=== REQUIREMENT ===
Could you please reproduce every record below exactly, leaving out the pictures?

=== Dataset excerpts ===
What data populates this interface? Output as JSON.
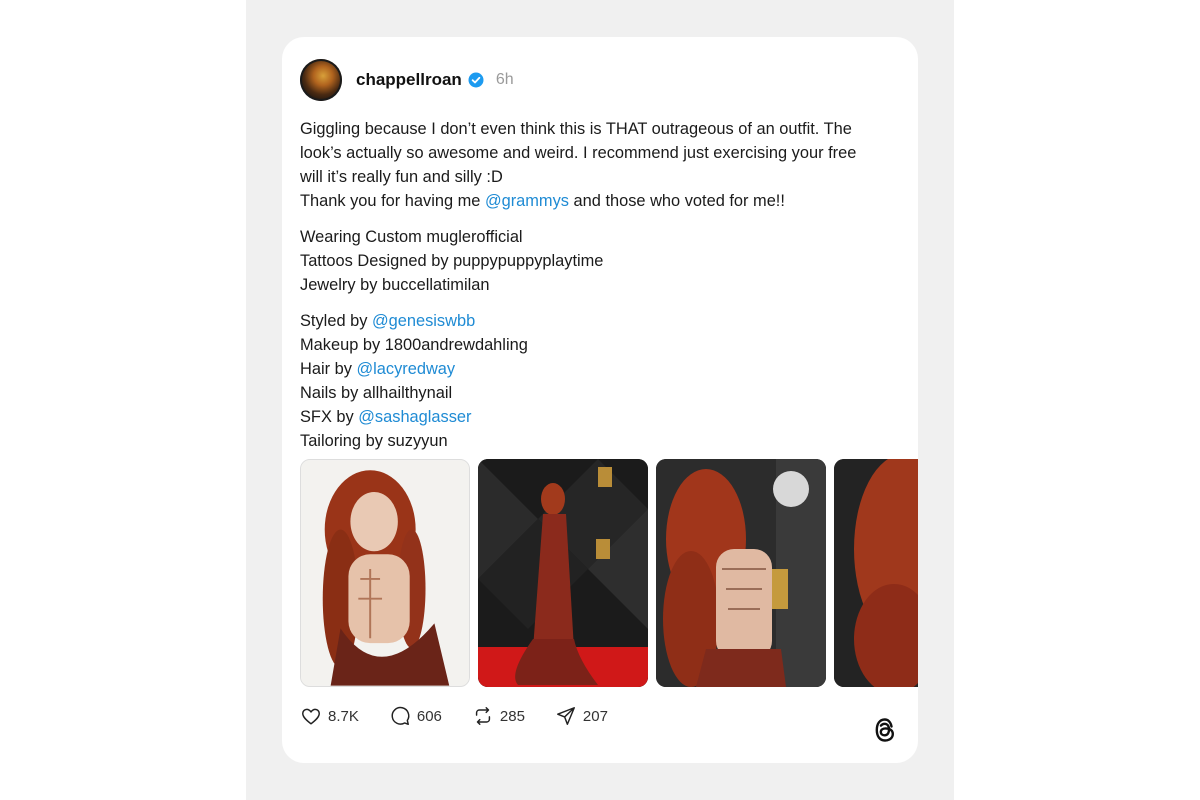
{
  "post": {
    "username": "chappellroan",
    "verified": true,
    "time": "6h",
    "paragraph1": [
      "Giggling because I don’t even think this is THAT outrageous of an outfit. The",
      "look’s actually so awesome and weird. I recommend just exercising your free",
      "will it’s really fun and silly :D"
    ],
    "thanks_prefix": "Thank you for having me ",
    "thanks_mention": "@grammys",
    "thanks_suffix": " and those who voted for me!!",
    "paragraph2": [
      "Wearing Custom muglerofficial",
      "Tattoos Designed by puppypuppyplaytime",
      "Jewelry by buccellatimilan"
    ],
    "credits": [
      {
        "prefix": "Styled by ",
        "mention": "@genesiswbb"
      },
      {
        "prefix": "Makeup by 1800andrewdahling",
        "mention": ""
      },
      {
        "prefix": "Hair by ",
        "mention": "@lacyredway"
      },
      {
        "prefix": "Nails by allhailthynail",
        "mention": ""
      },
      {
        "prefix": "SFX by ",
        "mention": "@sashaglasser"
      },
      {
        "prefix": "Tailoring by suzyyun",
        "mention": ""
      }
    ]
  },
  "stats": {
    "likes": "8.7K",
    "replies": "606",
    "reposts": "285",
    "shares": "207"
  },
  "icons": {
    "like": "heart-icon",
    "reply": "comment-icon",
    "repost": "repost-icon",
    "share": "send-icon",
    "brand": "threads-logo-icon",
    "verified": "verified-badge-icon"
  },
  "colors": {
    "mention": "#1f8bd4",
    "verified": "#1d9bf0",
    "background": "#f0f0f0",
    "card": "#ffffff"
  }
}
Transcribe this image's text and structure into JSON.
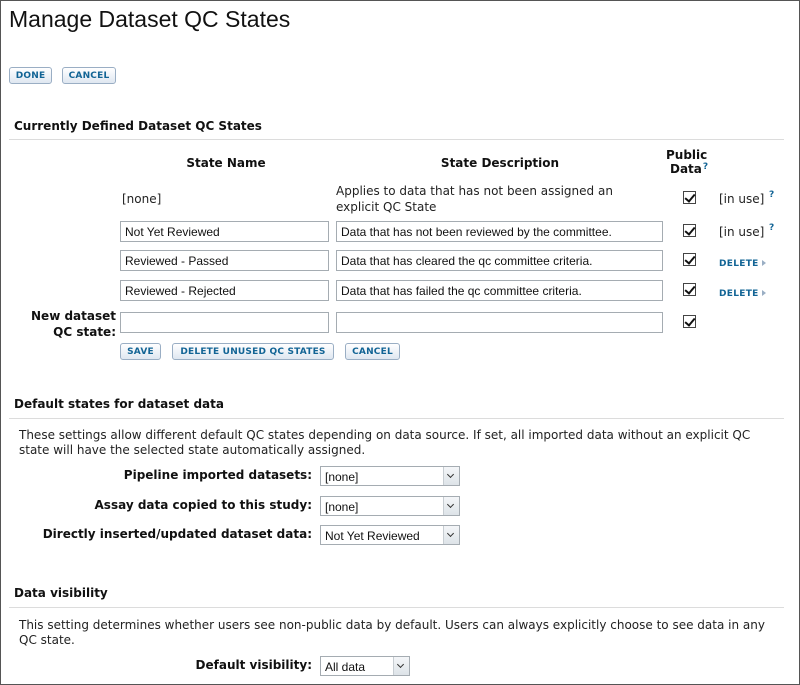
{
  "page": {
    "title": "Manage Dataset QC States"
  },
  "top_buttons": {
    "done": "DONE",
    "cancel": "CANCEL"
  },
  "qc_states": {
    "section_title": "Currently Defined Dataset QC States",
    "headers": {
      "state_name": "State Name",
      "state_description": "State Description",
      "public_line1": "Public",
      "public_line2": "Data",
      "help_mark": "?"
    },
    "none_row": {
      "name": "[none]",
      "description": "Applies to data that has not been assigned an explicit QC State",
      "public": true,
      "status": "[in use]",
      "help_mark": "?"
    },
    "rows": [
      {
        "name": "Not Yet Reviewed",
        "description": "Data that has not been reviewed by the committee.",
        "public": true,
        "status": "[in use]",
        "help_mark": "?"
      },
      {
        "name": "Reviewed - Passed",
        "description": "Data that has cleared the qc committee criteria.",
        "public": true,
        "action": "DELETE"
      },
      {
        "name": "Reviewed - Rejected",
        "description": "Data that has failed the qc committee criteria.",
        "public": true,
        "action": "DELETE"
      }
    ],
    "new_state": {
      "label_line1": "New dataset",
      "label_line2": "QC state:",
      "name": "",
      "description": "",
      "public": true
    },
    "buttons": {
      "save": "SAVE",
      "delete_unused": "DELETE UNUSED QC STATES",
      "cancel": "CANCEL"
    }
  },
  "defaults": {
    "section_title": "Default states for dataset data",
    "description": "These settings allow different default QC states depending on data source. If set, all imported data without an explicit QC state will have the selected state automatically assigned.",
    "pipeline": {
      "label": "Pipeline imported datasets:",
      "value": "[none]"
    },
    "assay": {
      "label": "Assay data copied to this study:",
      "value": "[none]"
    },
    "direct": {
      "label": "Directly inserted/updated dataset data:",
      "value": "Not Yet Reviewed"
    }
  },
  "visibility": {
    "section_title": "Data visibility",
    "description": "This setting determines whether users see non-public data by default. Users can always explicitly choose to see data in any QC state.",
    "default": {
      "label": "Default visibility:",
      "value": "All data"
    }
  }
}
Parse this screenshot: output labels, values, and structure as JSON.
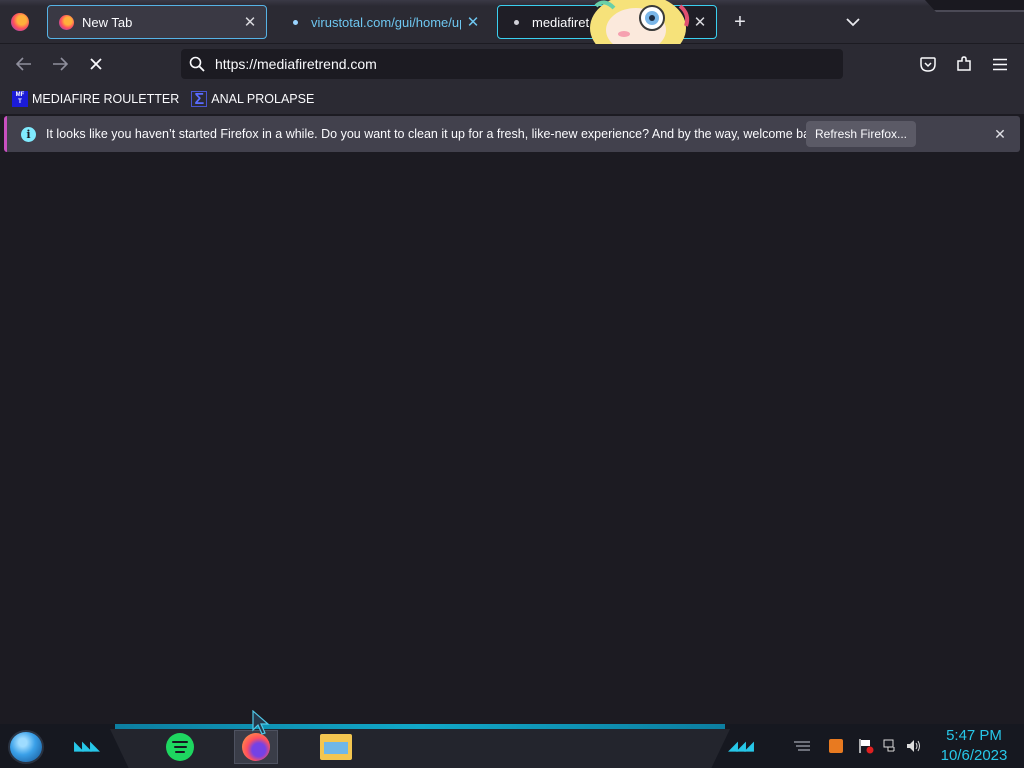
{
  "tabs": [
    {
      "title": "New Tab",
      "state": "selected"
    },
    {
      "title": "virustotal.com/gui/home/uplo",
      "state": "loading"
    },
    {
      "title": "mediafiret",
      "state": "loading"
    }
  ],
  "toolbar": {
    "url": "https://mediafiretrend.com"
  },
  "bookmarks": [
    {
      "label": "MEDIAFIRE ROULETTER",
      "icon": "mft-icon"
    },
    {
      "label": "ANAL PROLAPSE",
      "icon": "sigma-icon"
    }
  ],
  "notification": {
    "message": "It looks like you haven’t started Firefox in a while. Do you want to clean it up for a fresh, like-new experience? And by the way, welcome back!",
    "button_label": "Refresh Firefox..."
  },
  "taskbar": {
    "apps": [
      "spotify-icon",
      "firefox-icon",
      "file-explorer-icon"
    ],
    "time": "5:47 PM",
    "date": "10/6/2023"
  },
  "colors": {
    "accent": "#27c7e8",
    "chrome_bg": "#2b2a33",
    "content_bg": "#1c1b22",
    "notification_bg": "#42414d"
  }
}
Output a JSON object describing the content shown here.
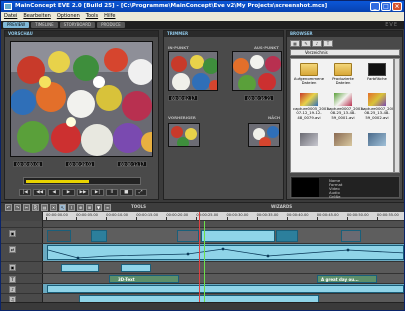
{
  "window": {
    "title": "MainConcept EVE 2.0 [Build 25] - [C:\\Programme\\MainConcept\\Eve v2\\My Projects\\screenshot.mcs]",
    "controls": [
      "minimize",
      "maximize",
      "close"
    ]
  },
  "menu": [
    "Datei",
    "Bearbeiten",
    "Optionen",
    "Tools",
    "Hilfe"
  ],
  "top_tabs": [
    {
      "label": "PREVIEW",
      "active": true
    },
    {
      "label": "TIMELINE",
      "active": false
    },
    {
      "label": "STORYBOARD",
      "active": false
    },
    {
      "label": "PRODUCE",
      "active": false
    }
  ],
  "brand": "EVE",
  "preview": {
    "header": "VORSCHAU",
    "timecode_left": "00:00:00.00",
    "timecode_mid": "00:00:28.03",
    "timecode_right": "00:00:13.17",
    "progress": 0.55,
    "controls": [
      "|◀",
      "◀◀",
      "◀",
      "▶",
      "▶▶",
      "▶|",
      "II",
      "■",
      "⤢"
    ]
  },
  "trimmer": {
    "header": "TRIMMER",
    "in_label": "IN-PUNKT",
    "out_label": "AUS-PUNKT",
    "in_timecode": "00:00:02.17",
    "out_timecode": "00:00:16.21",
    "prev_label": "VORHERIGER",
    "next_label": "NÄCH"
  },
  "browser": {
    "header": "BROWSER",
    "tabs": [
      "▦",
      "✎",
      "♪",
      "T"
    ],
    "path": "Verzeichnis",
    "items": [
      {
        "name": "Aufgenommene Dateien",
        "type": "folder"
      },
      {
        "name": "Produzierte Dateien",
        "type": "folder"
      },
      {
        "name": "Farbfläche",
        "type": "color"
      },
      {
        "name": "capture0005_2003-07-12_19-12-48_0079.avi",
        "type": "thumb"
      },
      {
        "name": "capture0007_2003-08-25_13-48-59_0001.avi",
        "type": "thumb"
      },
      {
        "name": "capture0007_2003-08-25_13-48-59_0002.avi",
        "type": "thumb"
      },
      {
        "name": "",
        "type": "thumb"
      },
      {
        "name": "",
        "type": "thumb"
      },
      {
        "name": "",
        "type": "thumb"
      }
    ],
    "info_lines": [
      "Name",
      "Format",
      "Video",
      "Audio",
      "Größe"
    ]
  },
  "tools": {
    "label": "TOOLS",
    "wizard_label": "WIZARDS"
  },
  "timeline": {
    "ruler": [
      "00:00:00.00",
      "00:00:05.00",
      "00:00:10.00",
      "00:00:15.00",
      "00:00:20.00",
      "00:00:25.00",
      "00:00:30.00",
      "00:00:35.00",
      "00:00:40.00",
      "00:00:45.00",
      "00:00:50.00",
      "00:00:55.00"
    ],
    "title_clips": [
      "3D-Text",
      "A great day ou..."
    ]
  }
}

=== ANSWER BOX ===
What data populates this interface? Output as JSON.
{
  "post": {
    "username": "chappellroan",
    "verified": true,
    "time": "6h",
    "paragraph1": [
      "Giggling because I don’t even think this is THAT outrageous of an outfit. The",
      "look’s actually so awesome and weird. I recommend just exercising your free",
      "will it’s really fun and silly :D"
    ],
    "thanks_prefix": "Thank you for having me ",
    "thanks_mention": "@grammys",
    "thanks_suffix": " and those who voted for me!!",
    "paragraph2": [
      "Wearing Custom muglerofficial",
      "Tattoos Designed by puppypuppyplaytime",
      "Jewelry by buccellatimilan"
    ],
    "credits": [
      {
        "prefix": "Styled by ",
        "mention": "@genesiswbb"
      },
      {
        "prefix": "Makeup by 1800andrewdahling",
        "mention": ""
      },
      {
        "prefix": "Hair by ",
        "mention": "@lacyredway"
      },
      {
        "prefix": "Nails by allhailthynail",
        "mention": ""
      },
      {
        "prefix": "SFX by ",
        "mention": "@sashaglasser"
      },
      {
        "prefix": "Tailoring by suzyyun",
        "mention": ""
      }
    ]
  },
  "stats": {
    "likes": "8.7K",
    "replies": "606",
    "reposts": "285",
    "shares": "207"
  },
  "icons": {
    "like": "heart-icon",
    "reply": "comment-icon",
    "repost": "repost-icon",
    "share": "send-icon",
    "brand": "threads-logo-icon",
    "verified": "verified-badge-icon"
  },
  "colors": {
    "mention": "#1f8bd4",
    "verified": "#1d9bf0",
    "background": "#f0f0f0",
    "card": "#ffffff"
  }
}
Transcribe this image's text and structure into JSON.
{
  "page": {
    "title": "Manage Dataset QC States"
  },
  "top_buttons": {
    "done": "DONE",
    "cancel": "CANCEL"
  },
  "qc_states": {
    "section_title": "Currently Defined Dataset QC States",
    "headers": {
      "state_name": "State Name",
      "state_description": "State Description",
      "public_line1": "Public",
      "public_line2": "Data",
      "help_mark": "?"
    },
    "none_row": {
      "name": "[none]",
      "description": "Applies to data that has not been assigned an explicit QC State",
      "public": true,
      "status": "[in use]",
      "help_mark": "?"
    },
    "rows": [
      {
        "name": "Not Yet Reviewed",
        "description": "Data that has not been reviewed by the committee.",
        "public": true,
        "status": "[in use]",
        "help_mark": "?"
      },
      {
        "name": "Reviewed - Passed",
        "description": "Data that has cleared the qc committee criteria.",
        "public": true,
        "action": "DELETE"
      },
      {
        "name": "Reviewed - Rejected",
        "description": "Data that has failed the qc committee criteria.",
        "public": true,
        "action": "DELETE"
      }
    ],
    "new_state": {
      "label_line1": "New dataset",
      "label_line2": "QC state:",
      "name": "",
      "description": "",
      "public": true
    },
    "buttons": {
      "save": "SAVE",
      "delete_unused": "DELETE UNUSED QC STATES",
      "cancel": "CANCEL"
    }
  },
  "defaults": {
    "section_title": "Default states for dataset data",
    "description": "These settings allow different default QC states depending on data source. If set, all imported data without an explicit QC state will have the selected state automatically assigned.",
    "pipeline": {
      "label": "Pipeline imported datasets:",
      "value": "[none]"
    },
    "assay": {
      "label": "Assay data copied to this study:",
      "value": "[none]"
    },
    "direct": {
      "label": "Directly inserted/updated dataset data:",
      "value": "Not Yet Reviewed"
    }
  },
  "visibility": {
    "section_title": "Data visibility",
    "description": "This setting determines whether users see non-public data by default. Users can always explicitly choose to see data in any QC state.",
    "default": {
      "label": "Default visibility:",
      "value": "All data"
    }
  }
}
Parse this screenshot: output labels, values, and structure as JSON.
{
  "tabs": [
    {
      "title": "New Tab",
      "state": "selected"
    },
    {
      "title": "virustotal.com/gui/home/uplo",
      "state": "loading"
    },
    {
      "title": "mediafiret",
      "state": "loading"
    }
  ],
  "toolbar": {
    "url": "https://mediafiretrend.com"
  },
  "bookmarks": [
    {
      "label": "MEDIAFIRE ROULETTER",
      "icon": "mft-icon"
    },
    {
      "label": "ANAL PROLAPSE",
      "icon": "sigma-icon"
    }
  ],
  "notification": {
    "message": "It looks like you haven’t started Firefox in a while. Do you want to clean it up for a fresh, like-new experience? And by the way, welcome back!",
    "button_label": "Refresh Firefox..."
  },
  "taskbar": {
    "apps": [
      "spotify-icon",
      "firefox-icon",
      "file-explorer-icon"
    ],
    "time": "5:47 PM",
    "date": "10/6/2023"
  },
  "colors": {
    "accent": "#27c7e8",
    "chrome_bg": "#2b2a33",
    "content_bg": "#1c1b22",
    "notification_bg": "#42414d"
  }
}
Output a JSON object describing the content shown here.
{
  "window": {
    "title": "MainConcept EVE 2.0 [Build 25] - [C:\\Programme\\MainConcept\\Eve v2\\My Projects\\screenshot.mcs]",
    "controls": [
      "minimize",
      "maximize",
      "close"
    ]
  },
  "menu": [
    "Datei",
    "Bearbeiten",
    "Optionen",
    "Tools",
    "Hilfe"
  ],
  "top_tabs": [
    {
      "label": "PREVIEW",
      "active": true
    },
    {
      "label": "TIMELINE",
      "active": false
    },
    {
      "label": "STORYBOARD",
      "active": false
    },
    {
      "label": "PRODUCE",
      "active": false
    }
  ],
  "brand": "EVE",
  "preview": {
    "header": "VORSCHAU",
    "timecode_left": "00:00:00.00",
    "timecode_mid": "00:00:28.03",
    "timecode_right": "00:00:13.17",
    "progress": 0.55,
    "controls": [
      "|◀",
      "◀◀",
      "◀",
      "▶",
      "▶▶",
      "▶|",
      "II",
      "■",
      "⤢"
    ]
  },
  "trimmer": {
    "header": "TRIMMER",
    "in_label": "IN-PUNKT",
    "out_label": "AUS-PUNKT",
    "in_timecode": "00:00:02.17",
    "out_timecode": "00:00:16.21",
    "prev_label": "VORHERIGER",
    "next_label": "NÄCH"
  },
  "browser": {
    "header": "BROWSER",
    "tabs": [
      "▦",
      "✎",
      "♪",
      "T"
    ],
    "path": "Verzeichnis",
    "items": [
      {
        "name": "Aufgenommene Dateien",
        "type": "folder"
      },
      {
        "name": "Produzierte Dateien",
        "type": "folder"
      },
      {
        "name": "Farbfläche",
        "type": "color"
      },
      {
        "name": "capture0005_2003-07-12_19-12-48_0079.avi",
        "type": "thumb"
      },
      {
        "name": "capture0007_2003-08-25_13-48-59_0001.avi",
        "type": "thumb"
      },
      {
        "name": "capture0007_2003-08-25_13-48-59_0002.avi",
        "type": "thumb"
      },
      {
        "name": "",
        "type": "thumb"
      },
      {
        "name": "",
        "type": "thumb"
      },
      {
        "name": "",
        "type": "thumb"
      }
    ],
    "info_lines": [
      "Name",
      "Format",
      "Video",
      "Audio",
      "Größe"
    ]
  },
  "tools": {
    "label": "TOOLS",
    "wizard_label": "WIZARDS"
  },
  "timeline": {
    "ruler": [
      "00:00:00.00",
      "00:00:05.00",
      "00:00:10.00",
      "00:00:15.00",
      "00:00:20.00",
      "00:00:25.00",
      "00:00:30.00",
      "00:00:35.00",
      "00:00:40.00",
      "00:00:45.00",
      "00:00:50.00",
      "00:00:55.00"
    ],
    "title_clips": [
      "3D-Text",
      "A great day ou..."
    ]
  }
}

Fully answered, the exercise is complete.